Requirements
Below is a block of records; repeat all of them exactly.

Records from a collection
━━━━━━━━━━━━━━━━━━━━━━━━━━━━━━

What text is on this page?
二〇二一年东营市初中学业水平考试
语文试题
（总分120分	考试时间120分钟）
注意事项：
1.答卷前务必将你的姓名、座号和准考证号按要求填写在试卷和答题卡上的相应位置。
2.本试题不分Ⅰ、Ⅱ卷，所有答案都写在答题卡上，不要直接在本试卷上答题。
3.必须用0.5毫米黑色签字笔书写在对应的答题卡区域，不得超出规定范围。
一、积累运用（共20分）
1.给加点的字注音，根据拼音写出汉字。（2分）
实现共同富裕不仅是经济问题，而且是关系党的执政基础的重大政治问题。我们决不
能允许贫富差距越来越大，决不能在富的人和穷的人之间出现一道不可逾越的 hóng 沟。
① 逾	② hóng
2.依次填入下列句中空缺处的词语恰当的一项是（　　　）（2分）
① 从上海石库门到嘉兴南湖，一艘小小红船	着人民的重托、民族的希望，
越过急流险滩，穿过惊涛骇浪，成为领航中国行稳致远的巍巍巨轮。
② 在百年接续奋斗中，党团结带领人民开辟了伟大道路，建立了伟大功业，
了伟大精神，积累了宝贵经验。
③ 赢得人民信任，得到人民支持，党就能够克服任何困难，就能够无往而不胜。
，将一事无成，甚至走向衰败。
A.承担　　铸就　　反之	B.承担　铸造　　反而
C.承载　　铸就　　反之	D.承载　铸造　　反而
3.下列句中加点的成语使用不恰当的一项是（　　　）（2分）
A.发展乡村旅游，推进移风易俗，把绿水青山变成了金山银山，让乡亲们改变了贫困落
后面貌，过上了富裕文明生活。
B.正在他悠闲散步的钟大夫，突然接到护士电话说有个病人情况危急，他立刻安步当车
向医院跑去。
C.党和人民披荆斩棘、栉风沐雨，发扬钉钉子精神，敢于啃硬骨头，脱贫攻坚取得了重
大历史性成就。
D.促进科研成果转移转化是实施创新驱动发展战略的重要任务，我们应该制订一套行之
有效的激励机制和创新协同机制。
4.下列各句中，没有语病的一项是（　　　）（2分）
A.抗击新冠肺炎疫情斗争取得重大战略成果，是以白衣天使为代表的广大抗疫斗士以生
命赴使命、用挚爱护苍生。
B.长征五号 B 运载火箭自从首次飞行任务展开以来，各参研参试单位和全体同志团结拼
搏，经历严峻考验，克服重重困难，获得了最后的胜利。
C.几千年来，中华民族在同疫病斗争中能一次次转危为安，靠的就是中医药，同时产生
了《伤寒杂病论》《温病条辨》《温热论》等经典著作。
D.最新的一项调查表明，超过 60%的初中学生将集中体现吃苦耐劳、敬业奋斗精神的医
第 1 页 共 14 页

━━━━━━━━━━━━━━━━━━━━━━━━━━━━━━

Written solution
What text is on this page?
二〇二一年东营市初中学业水平考试
语文试题
（总分120分	考试时间120分钟）
注意事项：
1.答卷前务必将你的姓名、座号和准考证号按要求填写在试卷和答题卡上的相应位置。
2.本试题不分Ⅰ、Ⅱ卷，所有答案都写在答题卡上，不要直接在本试卷上答题。
3.必须用0.5毫米黑色签字笔书写在对应的答题卡区域，不得超出规定范围。
一、积累运用（共20分）
1.给加点的字注音，根据拼音写出汉字。（2分）
实现共同富裕不仅是经济问题，而且是关系党的执政基础的重大政治问题。我们决不
能允许贫富差距越来越大，决不能在富的人和穷的人之间出现一道不可逾越的 hóng 沟。
① 逾	② hóng
2.依次填入下列句中空缺处的词语恰当的一项是（　　　）（2分）
① 从上海石库门到嘉兴南湖，一艘小小红船	着人民的重托、民族的希望，
越过急流险滩，穿过惊涛骇浪，成为领航中国行稳致远的巍巍巨轮。
② 在百年接续奋斗中，党团结带领人民开辟了伟大道路，建立了伟大功业，
了伟大精神，积累了宝贵经验。
③ 赢得人民信任，得到人民支持，党就能够克服任何困难，就能够无往而不胜。
，将一事无成，甚至走向衰败。
A.承担　　铸就　　反之	B.承担　铸造　　反而
C.承载　　铸就　　反之	D.承载　铸造　　反而
3.下列句中加点的成语使用不恰当的一项是（　　　）（2分）
A.发展乡村旅游，推进移风易俗，把绿水青山变成了金山银山，让乡亲们改变了贫困落
后面貌，过上了富裕文明生活。
B.正在他悠闲散步的钟大夫，突然接到护士电话说有个病人情况危急，他立刻安步当车
向医院跑去。
C.党和人民披荆斩棘、栉风沐雨，发扬钉钉子精神，敢于啃硬骨头，脱贫攻坚取得了重
大历史性成就。
D.促进科研成果转移转化是实施创新驱动发展战略的重要任务，我们应该制订一套行之
有效的激励机制和创新协同机制。
4.下列各句中，没有语病的一项是（　　　）（2分）
A.抗击新冠肺炎疫情斗争取得重大战略成果，是以白衣天使为代表的广大抗疫斗士以生
命赴使命、用挚爱护苍生。
B.长征五号 B 运载火箭自从首次飞行任务展开以来，各参研参试单位和全体同志团结拼
搏，经历严峻考验，克服重重困难，获得了最后的胜利。
C.几千年来，中华民族在同疫病斗争中能一次次转危为安，靠的就是中医药，同时产生
了《伤寒杂病论》《温病条辨》《温热论》等经典著作。
D.最新的一项调查表明，超过 60%的初中学生将集中体现吃苦耐劳、敬业奋斗精神的医
第 1 页 共 14 页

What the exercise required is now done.